*Instruction*
Tally the lines in these records that hold the string "Ayuni", and reply with the number alone.

═════ Input data ═════

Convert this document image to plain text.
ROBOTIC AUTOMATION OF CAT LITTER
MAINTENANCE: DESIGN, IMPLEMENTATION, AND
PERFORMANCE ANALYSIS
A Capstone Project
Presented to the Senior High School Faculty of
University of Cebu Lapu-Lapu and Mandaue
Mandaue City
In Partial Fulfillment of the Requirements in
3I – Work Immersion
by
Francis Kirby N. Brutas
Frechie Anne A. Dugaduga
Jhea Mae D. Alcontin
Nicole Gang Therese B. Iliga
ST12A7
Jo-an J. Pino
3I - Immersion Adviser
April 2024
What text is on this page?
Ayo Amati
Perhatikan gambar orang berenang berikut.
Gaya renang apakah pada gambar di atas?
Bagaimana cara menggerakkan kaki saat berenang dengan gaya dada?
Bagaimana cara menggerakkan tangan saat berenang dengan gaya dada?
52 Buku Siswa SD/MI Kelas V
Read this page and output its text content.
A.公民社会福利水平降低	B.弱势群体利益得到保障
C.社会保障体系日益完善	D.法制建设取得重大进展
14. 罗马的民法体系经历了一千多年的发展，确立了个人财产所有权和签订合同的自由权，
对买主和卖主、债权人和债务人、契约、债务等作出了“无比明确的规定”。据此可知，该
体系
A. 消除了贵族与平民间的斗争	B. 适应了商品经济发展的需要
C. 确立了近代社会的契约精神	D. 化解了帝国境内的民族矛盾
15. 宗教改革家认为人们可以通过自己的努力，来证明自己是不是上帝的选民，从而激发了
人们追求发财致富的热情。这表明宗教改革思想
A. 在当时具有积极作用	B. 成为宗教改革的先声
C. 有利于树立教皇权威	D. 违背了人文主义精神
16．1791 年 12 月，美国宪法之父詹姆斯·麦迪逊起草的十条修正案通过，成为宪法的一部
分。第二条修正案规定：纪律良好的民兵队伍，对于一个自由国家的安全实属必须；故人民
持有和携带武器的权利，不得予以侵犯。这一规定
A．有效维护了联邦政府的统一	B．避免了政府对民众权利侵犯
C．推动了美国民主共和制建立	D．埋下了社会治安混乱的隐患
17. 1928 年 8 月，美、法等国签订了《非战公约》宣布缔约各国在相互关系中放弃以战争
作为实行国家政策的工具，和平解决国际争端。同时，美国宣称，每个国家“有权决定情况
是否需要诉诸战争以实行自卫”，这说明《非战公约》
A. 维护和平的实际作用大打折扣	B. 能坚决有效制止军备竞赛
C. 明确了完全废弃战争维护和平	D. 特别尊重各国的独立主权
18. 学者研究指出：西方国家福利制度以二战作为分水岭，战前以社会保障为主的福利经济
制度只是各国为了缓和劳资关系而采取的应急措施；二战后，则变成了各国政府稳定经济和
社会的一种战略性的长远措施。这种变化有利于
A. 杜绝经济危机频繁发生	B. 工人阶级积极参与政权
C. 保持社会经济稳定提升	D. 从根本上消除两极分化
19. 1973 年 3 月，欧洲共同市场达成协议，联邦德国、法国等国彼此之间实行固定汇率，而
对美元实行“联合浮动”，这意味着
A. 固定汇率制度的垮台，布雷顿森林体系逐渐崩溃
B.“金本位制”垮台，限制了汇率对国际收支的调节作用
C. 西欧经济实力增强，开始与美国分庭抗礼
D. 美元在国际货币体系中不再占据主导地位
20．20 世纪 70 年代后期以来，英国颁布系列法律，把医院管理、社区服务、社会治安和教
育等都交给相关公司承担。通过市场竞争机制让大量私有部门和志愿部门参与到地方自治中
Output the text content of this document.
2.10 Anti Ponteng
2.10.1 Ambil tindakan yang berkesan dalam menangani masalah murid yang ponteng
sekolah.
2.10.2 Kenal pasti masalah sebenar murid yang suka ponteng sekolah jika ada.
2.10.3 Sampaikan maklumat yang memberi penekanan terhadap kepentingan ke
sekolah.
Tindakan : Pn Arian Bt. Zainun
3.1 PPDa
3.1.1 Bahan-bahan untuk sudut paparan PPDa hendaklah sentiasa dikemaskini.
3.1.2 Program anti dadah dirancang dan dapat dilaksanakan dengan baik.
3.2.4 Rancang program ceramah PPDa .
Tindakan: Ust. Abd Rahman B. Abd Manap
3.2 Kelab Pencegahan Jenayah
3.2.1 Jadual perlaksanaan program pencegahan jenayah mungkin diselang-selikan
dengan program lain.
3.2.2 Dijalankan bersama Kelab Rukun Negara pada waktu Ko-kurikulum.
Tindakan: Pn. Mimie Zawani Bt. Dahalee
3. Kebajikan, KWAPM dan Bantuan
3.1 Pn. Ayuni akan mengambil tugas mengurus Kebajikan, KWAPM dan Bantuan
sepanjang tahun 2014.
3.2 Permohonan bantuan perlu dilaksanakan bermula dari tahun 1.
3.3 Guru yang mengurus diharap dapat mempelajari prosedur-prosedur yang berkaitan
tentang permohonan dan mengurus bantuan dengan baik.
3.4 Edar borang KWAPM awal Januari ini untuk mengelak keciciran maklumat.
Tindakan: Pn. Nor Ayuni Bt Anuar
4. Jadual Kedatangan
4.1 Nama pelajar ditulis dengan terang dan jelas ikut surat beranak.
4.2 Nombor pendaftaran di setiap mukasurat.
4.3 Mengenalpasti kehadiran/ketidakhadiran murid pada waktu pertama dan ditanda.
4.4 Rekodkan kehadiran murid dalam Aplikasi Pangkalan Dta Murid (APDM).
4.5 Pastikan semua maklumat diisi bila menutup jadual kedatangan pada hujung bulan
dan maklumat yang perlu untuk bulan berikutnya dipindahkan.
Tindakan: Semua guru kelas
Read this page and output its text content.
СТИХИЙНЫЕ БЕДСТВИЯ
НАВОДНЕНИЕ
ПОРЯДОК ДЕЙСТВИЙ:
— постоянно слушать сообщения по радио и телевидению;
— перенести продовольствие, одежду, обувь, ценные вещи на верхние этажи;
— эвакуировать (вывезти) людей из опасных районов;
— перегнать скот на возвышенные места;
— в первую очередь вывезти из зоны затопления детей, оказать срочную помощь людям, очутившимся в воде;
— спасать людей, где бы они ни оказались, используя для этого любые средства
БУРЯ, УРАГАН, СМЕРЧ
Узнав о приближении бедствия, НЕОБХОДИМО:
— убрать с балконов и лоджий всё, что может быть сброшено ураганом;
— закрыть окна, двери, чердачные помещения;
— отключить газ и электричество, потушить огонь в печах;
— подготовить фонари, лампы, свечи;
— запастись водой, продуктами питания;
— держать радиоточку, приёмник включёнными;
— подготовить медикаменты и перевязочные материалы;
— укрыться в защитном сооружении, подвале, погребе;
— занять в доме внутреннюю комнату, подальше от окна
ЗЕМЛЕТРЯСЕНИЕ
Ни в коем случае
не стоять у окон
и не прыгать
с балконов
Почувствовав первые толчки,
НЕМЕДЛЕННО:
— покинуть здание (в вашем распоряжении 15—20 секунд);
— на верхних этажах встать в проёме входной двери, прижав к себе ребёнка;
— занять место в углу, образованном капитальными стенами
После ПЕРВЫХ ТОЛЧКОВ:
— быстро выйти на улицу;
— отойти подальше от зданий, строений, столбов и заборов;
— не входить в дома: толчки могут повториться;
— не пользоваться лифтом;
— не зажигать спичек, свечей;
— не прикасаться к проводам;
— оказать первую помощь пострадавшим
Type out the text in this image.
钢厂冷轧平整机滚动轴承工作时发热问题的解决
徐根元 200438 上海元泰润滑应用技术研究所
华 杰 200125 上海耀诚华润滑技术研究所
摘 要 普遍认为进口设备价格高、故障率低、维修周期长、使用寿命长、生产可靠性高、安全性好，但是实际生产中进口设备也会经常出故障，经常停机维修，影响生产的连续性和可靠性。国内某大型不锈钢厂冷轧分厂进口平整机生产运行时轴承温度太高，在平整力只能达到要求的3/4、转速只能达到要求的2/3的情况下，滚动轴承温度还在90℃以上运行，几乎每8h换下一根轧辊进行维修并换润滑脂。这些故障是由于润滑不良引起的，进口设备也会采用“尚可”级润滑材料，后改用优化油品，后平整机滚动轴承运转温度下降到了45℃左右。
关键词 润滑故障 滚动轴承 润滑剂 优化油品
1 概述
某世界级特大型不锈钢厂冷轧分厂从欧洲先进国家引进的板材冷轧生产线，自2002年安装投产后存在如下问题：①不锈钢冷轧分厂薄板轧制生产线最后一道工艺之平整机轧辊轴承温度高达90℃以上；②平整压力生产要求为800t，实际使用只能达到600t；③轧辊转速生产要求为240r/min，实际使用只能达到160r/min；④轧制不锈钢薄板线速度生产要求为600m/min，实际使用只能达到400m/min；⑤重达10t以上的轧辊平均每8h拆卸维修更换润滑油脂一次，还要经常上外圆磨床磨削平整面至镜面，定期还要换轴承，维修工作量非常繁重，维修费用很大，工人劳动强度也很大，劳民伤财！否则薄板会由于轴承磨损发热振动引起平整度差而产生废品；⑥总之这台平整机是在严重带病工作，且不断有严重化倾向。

═════

*Task solution*
2